AIM OF THE EXERCISE
Find the line containing "What does this", then output it and every line after it through the end of the listing below, exactly as written.
______
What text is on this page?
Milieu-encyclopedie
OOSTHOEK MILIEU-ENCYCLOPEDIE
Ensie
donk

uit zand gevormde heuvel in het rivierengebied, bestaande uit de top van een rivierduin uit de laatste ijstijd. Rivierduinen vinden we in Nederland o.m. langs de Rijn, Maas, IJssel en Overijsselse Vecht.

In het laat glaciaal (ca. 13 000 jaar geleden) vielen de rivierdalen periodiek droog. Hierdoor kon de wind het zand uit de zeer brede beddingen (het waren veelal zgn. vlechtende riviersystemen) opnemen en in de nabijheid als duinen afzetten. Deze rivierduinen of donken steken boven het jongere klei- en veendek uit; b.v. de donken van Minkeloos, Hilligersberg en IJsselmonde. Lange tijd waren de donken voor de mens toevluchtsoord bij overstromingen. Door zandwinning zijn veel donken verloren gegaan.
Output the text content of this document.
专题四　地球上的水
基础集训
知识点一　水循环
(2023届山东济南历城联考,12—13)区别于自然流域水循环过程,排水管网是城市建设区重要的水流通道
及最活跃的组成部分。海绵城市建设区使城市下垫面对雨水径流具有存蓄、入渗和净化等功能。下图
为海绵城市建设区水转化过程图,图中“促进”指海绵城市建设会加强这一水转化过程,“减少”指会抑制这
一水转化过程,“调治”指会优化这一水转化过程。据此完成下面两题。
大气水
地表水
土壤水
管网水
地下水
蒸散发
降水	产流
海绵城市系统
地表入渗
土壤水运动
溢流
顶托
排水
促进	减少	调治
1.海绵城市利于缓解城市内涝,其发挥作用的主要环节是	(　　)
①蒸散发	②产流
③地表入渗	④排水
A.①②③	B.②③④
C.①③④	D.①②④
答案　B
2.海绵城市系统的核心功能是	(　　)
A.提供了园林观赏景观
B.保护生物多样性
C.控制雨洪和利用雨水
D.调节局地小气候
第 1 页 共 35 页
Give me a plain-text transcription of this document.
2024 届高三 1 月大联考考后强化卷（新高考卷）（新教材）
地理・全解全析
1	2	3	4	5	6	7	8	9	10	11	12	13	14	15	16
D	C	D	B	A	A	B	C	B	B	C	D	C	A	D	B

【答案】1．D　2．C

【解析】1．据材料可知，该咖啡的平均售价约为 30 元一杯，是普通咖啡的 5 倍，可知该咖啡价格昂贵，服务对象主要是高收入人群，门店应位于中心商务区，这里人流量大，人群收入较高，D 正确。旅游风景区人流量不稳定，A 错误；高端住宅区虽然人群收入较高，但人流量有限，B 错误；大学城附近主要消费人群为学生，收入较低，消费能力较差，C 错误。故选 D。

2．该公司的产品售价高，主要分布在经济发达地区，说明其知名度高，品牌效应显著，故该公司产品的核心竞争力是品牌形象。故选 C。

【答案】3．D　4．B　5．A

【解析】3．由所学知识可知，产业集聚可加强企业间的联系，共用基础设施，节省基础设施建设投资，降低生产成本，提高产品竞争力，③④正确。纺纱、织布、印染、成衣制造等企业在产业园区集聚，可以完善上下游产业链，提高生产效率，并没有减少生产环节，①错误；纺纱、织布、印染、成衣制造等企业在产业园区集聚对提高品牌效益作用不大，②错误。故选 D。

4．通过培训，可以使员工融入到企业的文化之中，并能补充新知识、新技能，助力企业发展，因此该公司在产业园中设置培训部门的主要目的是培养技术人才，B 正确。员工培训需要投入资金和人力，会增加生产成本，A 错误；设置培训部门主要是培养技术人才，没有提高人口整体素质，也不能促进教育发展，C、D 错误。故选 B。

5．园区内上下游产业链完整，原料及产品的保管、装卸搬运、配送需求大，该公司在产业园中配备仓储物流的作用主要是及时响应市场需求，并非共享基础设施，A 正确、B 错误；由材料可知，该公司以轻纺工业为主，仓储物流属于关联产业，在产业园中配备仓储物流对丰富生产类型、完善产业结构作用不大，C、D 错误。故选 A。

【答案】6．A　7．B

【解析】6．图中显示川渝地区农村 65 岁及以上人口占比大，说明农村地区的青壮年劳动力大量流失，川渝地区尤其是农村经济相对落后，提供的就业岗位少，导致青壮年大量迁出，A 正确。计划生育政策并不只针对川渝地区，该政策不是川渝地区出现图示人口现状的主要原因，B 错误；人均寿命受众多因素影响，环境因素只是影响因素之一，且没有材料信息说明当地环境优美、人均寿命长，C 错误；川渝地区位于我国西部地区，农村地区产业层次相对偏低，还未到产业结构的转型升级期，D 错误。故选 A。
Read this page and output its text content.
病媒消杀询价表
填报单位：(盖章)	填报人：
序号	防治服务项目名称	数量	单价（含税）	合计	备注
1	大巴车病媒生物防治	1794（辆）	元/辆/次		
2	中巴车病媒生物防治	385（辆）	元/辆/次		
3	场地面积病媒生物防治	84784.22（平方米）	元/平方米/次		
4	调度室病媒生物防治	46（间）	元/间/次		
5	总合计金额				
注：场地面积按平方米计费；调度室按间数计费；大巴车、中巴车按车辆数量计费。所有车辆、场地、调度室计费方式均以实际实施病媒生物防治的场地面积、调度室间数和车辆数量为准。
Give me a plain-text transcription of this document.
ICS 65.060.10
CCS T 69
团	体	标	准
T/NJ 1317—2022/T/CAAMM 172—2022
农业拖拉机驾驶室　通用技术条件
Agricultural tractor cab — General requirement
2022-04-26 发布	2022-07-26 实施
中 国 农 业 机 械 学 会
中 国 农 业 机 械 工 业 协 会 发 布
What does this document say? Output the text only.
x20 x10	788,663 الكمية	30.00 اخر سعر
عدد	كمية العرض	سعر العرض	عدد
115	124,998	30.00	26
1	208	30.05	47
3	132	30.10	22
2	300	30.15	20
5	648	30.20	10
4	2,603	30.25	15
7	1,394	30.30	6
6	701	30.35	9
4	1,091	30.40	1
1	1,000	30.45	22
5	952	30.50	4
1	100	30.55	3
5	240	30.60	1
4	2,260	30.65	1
______
IN RESPONSE
What does this document say? Output the text only.
x20 x10	788,663 الكمية	30.00 اخر سعر
عدد	كمية العرض	سعر العرض	عدد
115	124,998	30.00	26
1	208	30.05	47
3	132	30.10	22
2	300	30.15	20
5	648	30.20	10
4	2,603	30.25	15
7	1,394	30.30	6
6	701	30.35	9
4	1,091	30.40	1
1	1,000	30.45	22
5	952	30.50	4
1	100	30.55	3
5	240	30.60	1
4	2,260	30.65	1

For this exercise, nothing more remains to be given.